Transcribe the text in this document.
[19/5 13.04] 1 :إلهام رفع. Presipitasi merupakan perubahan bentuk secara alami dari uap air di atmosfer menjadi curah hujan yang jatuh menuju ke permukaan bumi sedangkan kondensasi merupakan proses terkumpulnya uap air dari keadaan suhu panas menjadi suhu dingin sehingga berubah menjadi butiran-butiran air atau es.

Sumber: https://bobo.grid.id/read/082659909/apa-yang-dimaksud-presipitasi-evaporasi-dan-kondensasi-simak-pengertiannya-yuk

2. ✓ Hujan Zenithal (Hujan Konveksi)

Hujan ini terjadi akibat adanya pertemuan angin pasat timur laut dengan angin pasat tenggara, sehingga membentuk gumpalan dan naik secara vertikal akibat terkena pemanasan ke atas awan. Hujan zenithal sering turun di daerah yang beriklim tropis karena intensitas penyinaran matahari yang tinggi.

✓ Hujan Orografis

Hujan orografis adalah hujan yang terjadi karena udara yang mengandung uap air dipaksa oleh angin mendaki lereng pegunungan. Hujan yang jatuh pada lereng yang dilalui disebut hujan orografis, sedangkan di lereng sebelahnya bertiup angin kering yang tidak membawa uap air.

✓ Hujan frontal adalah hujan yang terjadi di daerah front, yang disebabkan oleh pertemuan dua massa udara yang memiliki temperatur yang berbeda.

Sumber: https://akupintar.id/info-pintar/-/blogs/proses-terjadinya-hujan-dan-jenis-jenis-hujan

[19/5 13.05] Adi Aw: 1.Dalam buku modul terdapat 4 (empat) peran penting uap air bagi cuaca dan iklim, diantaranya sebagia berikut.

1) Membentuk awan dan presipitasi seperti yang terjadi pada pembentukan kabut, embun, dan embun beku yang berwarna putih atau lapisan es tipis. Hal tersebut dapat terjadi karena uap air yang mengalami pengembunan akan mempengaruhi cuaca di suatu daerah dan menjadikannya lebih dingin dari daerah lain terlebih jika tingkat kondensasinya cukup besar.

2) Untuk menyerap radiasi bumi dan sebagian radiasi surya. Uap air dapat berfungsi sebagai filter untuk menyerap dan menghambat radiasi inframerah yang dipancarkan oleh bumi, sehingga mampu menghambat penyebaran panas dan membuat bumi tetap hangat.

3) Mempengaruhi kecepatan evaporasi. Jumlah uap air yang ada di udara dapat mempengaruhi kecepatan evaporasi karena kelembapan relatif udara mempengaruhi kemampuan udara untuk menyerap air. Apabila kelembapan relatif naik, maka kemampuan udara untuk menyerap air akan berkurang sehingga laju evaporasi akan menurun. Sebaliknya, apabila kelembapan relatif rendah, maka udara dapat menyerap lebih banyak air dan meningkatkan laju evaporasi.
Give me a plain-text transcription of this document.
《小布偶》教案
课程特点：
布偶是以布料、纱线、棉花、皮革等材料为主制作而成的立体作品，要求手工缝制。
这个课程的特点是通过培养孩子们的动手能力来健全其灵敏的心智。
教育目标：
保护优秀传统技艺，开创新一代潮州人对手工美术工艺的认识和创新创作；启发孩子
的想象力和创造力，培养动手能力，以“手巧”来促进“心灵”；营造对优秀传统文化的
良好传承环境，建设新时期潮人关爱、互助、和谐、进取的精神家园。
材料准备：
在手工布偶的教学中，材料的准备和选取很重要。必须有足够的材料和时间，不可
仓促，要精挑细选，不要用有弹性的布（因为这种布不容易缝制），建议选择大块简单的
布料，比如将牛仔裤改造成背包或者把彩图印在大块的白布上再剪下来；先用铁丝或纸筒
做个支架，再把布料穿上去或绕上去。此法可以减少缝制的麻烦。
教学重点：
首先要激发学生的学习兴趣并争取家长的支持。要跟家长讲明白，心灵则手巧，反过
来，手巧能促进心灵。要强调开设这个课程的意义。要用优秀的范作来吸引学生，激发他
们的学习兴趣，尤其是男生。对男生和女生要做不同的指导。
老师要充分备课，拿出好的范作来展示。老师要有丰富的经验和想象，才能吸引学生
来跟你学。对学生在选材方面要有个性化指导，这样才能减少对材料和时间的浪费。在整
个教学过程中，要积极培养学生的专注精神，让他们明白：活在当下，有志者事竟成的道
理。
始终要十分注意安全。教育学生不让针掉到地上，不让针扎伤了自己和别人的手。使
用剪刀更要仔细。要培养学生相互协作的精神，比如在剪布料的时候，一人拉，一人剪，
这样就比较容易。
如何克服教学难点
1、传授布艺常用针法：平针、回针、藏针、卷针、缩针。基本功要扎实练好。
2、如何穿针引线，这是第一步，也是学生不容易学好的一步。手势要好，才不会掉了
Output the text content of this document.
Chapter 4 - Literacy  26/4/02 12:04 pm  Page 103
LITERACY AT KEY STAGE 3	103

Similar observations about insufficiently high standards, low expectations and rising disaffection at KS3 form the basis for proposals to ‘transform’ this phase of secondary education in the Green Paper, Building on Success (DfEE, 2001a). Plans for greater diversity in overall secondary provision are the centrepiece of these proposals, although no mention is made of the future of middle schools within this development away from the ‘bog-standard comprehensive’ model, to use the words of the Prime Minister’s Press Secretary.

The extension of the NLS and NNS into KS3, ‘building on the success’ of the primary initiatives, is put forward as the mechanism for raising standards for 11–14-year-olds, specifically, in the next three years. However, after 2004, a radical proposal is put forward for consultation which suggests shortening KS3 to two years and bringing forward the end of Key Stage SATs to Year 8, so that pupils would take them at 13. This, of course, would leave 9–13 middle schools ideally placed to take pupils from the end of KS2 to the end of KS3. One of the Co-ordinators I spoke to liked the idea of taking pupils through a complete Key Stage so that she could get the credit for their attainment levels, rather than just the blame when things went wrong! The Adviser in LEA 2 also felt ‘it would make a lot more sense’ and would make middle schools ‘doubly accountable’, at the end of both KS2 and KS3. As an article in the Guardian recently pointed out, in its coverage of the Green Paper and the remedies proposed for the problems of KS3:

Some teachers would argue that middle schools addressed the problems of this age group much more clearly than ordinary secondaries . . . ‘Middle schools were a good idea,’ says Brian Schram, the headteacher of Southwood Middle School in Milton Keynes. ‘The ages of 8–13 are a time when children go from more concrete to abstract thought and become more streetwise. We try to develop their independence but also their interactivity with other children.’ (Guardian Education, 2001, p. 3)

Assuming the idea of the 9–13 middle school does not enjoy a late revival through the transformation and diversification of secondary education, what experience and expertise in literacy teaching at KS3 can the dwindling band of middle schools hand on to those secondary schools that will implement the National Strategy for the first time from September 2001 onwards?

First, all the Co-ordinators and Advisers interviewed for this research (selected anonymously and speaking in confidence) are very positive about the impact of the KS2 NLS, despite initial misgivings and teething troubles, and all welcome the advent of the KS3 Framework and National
•••••
- **Goal**
What is needed here is an exact reproduction of all the entries.

- **Result of the exercise**
Transcribe the text in this document.
[19/5 13.04] 1 :إلهام رفع. Presipitasi merupakan perubahan bentuk secara alami dari uap air di atmosfer menjadi curah hujan yang jatuh menuju ke permukaan bumi sedangkan kondensasi merupakan proses terkumpulnya uap air dari keadaan suhu panas menjadi suhu dingin sehingga berubah menjadi butiran-butiran air atau es.

Sumber: https://bobo.grid.id/read/082659909/apa-yang-dimaksud-presipitasi-evaporasi-dan-kondensasi-simak-pengertiannya-yuk

2. ✓ Hujan Zenithal (Hujan Konveksi)

Hujan ini terjadi akibat adanya pertemuan angin pasat timur laut dengan angin pasat tenggara, sehingga membentuk gumpalan dan naik secara vertikal akibat terkena pemanasan ke atas awan. Hujan zenithal sering turun di daerah yang beriklim tropis karena intensitas penyinaran matahari yang tinggi.

✓ Hujan Orografis

Hujan orografis adalah hujan yang terjadi karena udara yang mengandung uap air dipaksa oleh angin mendaki lereng pegunungan. Hujan yang jatuh pada lereng yang dilalui disebut hujan orografis, sedangkan di lereng sebelahnya bertiup angin kering yang tidak membawa uap air.

✓ Hujan frontal adalah hujan yang terjadi di daerah front, yang disebabkan oleh pertemuan dua massa udara yang memiliki temperatur yang berbeda.

Sumber: https://akupintar.id/info-pintar/-/blogs/proses-terjadinya-hujan-dan-jenis-jenis-hujan

[19/5 13.05] Adi Aw: 1.Dalam buku modul terdapat 4 (empat) peran penting uap air bagi cuaca dan iklim, diantaranya sebagia berikut.

1) Membentuk awan dan presipitasi seperti yang terjadi pada pembentukan kabut, embun, dan embun beku yang berwarna putih atau lapisan es tipis. Hal tersebut dapat terjadi karena uap air yang mengalami pengembunan akan mempengaruhi cuaca di suatu daerah dan menjadikannya lebih dingin dari daerah lain terlebih jika tingkat kondensasinya cukup besar.

2) Untuk menyerap radiasi bumi dan sebagian radiasi surya. Uap air dapat berfungsi sebagai filter untuk menyerap dan menghambat radiasi inframerah yang dipancarkan oleh bumi, sehingga mampu menghambat penyebaran panas dan membuat bumi tetap hangat.

3) Mempengaruhi kecepatan evaporasi. Jumlah uap air yang ada di udara dapat mempengaruhi kecepatan evaporasi karena kelembapan relatif udara mempengaruhi kemampuan udara untuk menyerap air. Apabila kelembapan relatif naik, maka kemampuan udara untuk menyerap air akan berkurang sehingga laju evaporasi akan menurun. Sebaliknya, apabila kelembapan relatif rendah, maka udara dapat menyerap lebih banyak air dan meningkatkan laju evaporasi.
Give me a plain-text transcription of this document.
《小布偶》教案
课程特点：
布偶是以布料、纱线、棉花、皮革等材料为主制作而成的立体作品，要求手工缝制。
这个课程的特点是通过培养孩子们的动手能力来健全其灵敏的心智。
教育目标：
保护优秀传统技艺，开创新一代潮州人对手工美术工艺的认识和创新创作；启发孩子
的想象力和创造力，培养动手能力，以“手巧”来促进“心灵”；营造对优秀传统文化的
良好传承环境，建设新时期潮人关爱、互助、和谐、进取的精神家园。
材料准备：
在手工布偶的教学中，材料的准备和选取很重要。必须有足够的材料和时间，不可
仓促，要精挑细选，不要用有弹性的布（因为这种布不容易缝制），建议选择大块简单的
布料，比如将牛仔裤改造成背包或者把彩图印在大块的白布上再剪下来；先用铁丝或纸筒
做个支架，再把布料穿上去或绕上去。此法可以减少缝制的麻烦。
教学重点：
首先要激发学生的学习兴趣并争取家长的支持。要跟家长讲明白，心灵则手巧，反过
来，手巧能促进心灵。要强调开设这个课程的意义。要用优秀的范作来吸引学生，激发他
们的学习兴趣，尤其是男生。对男生和女生要做不同的指导。
老师要充分备课，拿出好的范作来展示。老师要有丰富的经验和想象，才能吸引学生
来跟你学。对学生在选材方面要有个性化指导，这样才能减少对材料和时间的浪费。在整
个教学过程中，要积极培养学生的专注精神，让他们明白：活在当下，有志者事竟成的道
理。
始终要十分注意安全。教育学生不让针掉到地上，不让针扎伤了自己和别人的手。使
用剪刀更要仔细。要培养学生相互协作的精神，比如在剪布料的时候，一人拉，一人剪，
这样就比较容易。
如何克服教学难点
1、传授布艺常用针法：平针、回针、藏针、卷针、缩针。基本功要扎实练好。
2、如何穿针引线，这是第一步，也是学生不容易学好的一步。手势要好，才不会掉了
Output the text content of this document.
Chapter 4 - Literacy  26/4/02 12:04 pm  Page 103
LITERACY AT KEY STAGE 3	103

Similar observations about insufficiently high standards, low expectations and rising disaffection at KS3 form the basis for proposals to ‘transform’ this phase of secondary education in the Green Paper, Building on Success (DfEE, 2001a). Plans for greater diversity in overall secondary provision are the centrepiece of these proposals, although no mention is made of the future of middle schools within this development away from the ‘bog-standard comprehensive’ model, to use the words of the Prime Minister’s Press Secretary.

The extension of the NLS and NNS into KS3, ‘building on the success’ of the primary initiatives, is put forward as the mechanism for raising standards for 11–14-year-olds, specifically, in the next three years. However, after 2004, a radical proposal is put forward for consultation which suggests shortening KS3 to two years and bringing forward the end of Key Stage SATs to Year 8, so that pupils would take them at 13. This, of course, would leave 9–13 middle schools ideally placed to take pupils from the end of KS2 to the end of KS3. One of the Co-ordinators I spoke to liked the idea of taking pupils through a complete Key Stage so that she could get the credit for their attainment levels, rather than just the blame when things went wrong! The Adviser in LEA 2 also felt ‘it would make a lot more sense’ and would make middle schools ‘doubly accountable’, at the end of both KS2 and KS3. As an article in the Guardian recently pointed out, in its coverage of the Green Paper and the remedies proposed for the problems of KS3:

Some teachers would argue that middle schools addressed the problems of this age group much more clearly than ordinary secondaries . . . ‘Middle schools were a good idea,’ says Brian Schram, the headteacher of Southwood Middle School in Milton Keynes. ‘The ages of 8–13 are a time when children go from more concrete to abstract thought and become more streetwise. We try to develop their independence but also their interactivity with other children.’ (Guardian Education, 2001, p. 3)

Assuming the idea of the 9–13 middle school does not enjoy a late revival through the transformation and diversification of secondary education, what experience and expertise in literacy teaching at KS3 can the dwindling band of middle schools hand on to those secondary schools that will implement the National Strategy for the first time from September 2001 onwards?

First, all the Co-ordinators and Advisers interviewed for this research (selected anonymously and speaking in confidence) are very positive about the impact of the KS2 NLS, despite initial misgivings and teething troubles, and all welcome the advent of the KS3 Framework and National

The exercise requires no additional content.